--- START ---
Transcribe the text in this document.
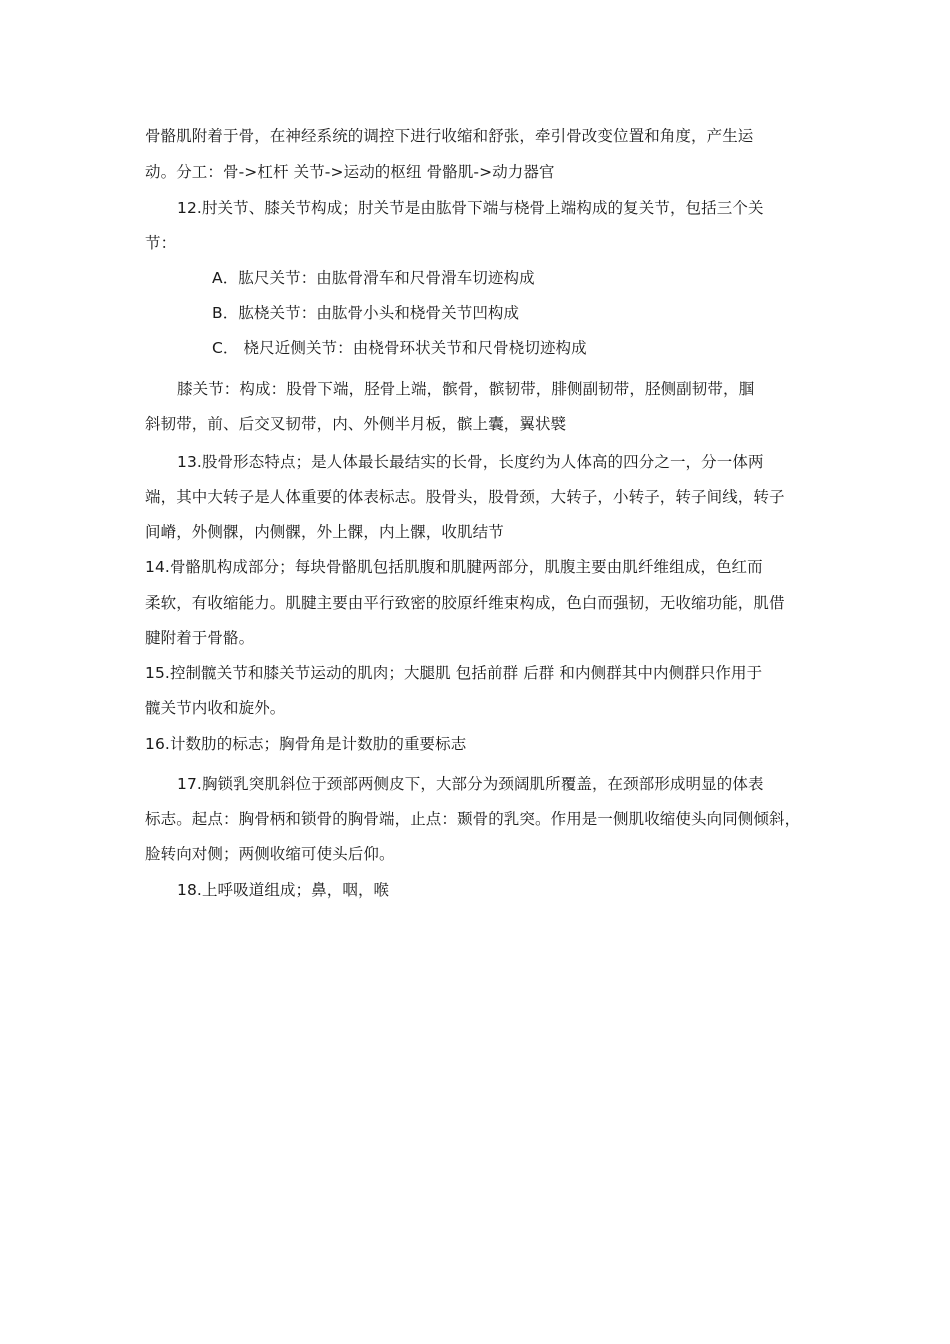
骨骼肌附着于骨，在神经系统的调控下进行收缩和舒张，牵引骨改变位置和角度，产生运
动。分工：骨->杠杆 关节->运动的枢纽 骨骼肌->动力器官
12.肘关节、膝关节构成；肘关节是由肱骨下端与桡骨上端构成的复关节，包括三个关
节：
A．肱尺关节：由肱骨滑车和尺骨滑车切迹构成
B．肱桡关节：由肱骨小头和桡骨关节凹构成
C． 桡尺近侧关节：由桡骨环状关节和尺骨桡切迹构成
膝关节：构成：股骨下端，胫骨上端，髌骨，髌韧带，腓侧副韧带，胫侧副韧带，腘
斜韧带，前、后交叉韧带，内、外侧半月板，髌上囊，翼状襞
13.股骨形态特点；是人体最长最结实的长骨，长度约为人体高的四分之一，分一体两
端，其中大转子是人体重要的体表标志。股骨头，股骨颈，大转子，小转子，转子间线，转子
间嵴，外侧髁，内侧髁，外上髁，内上髁，收肌结节
14.骨骼肌构成部分；每块骨骼肌包括肌腹和肌腱两部分，肌腹主要由肌纤维组成，色红而
柔软，有收缩能力。肌腱主要由平行致密的胶原纤维束构成，色白而强韧，无收缩功能，肌借
腱附着于骨骼。
15.控制髋关节和膝关节运动的肌肉；大腿肌 包括前群 后群 和内侧群其中内侧群只作用于
髋关节内收和旋外。
16.计数肋的标志；胸骨角是计数肋的重要标志
17.胸锁乳突肌斜位于颈部两侧皮下，大部分为颈阔肌所覆盖，在颈部形成明显的体表
标志。起点：胸骨柄和锁骨的胸骨端，止点：颞骨的乳突。作用是一侧肌收缩使头向同侧倾斜，
脸转向对侧；两侧收缩可使头后仰。
18.上呼吸道组成；鼻，咽，喉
--- END ---
◆ **Description of the task**:
Retype every record above exactly as written, but leave out the pictures.

◆ **Exercise result**:
Transcribe the text in this document.
骨骼肌附着于骨，在神经系统的调控下进行收缩和舒张，牵引骨改变位置和角度，产生运
动。分工：骨->杠杆 关节->运动的枢纽 骨骼肌->动力器官
12.肘关节、膝关节构成；肘关节是由肱骨下端与桡骨上端构成的复关节，包括三个关
节：
A．肱尺关节：由肱骨滑车和尺骨滑车切迹构成
B．肱桡关节：由肱骨小头和桡骨关节凹构成
C． 桡尺近侧关节：由桡骨环状关节和尺骨桡切迹构成
膝关节：构成：股骨下端，胫骨上端，髌骨，髌韧带，腓侧副韧带，胫侧副韧带，腘
斜韧带，前、后交叉韧带，内、外侧半月板，髌上囊，翼状襞
13.股骨形态特点；是人体最长最结实的长骨，长度约为人体高的四分之一，分一体两
端，其中大转子是人体重要的体表标志。股骨头，股骨颈，大转子，小转子，转子间线，转子
间嵴，外侧髁，内侧髁，外上髁，内上髁，收肌结节
14.骨骼肌构成部分；每块骨骼肌包括肌腹和肌腱两部分，肌腹主要由肌纤维组成，色红而
柔软，有收缩能力。肌腱主要由平行致密的胶原纤维束构成，色白而强韧，无收缩功能，肌借
腱附着于骨骼。
15.控制髋关节和膝关节运动的肌肉；大腿肌 包括前群 后群 和内侧群其中内侧群只作用于
髋关节内收和旋外。
16.计数肋的标志；胸骨角是计数肋的重要标志
17.胸锁乳突肌斜位于颈部两侧皮下，大部分为颈阔肌所覆盖，在颈部形成明显的体表
标志。起点：胸骨柄和锁骨的胸骨端，止点：颞骨的乳突。作用是一侧肌收缩使头向同侧倾斜，
脸转向对侧；两侧收缩可使头后仰。
18.上呼吸道组成；鼻，咽，喉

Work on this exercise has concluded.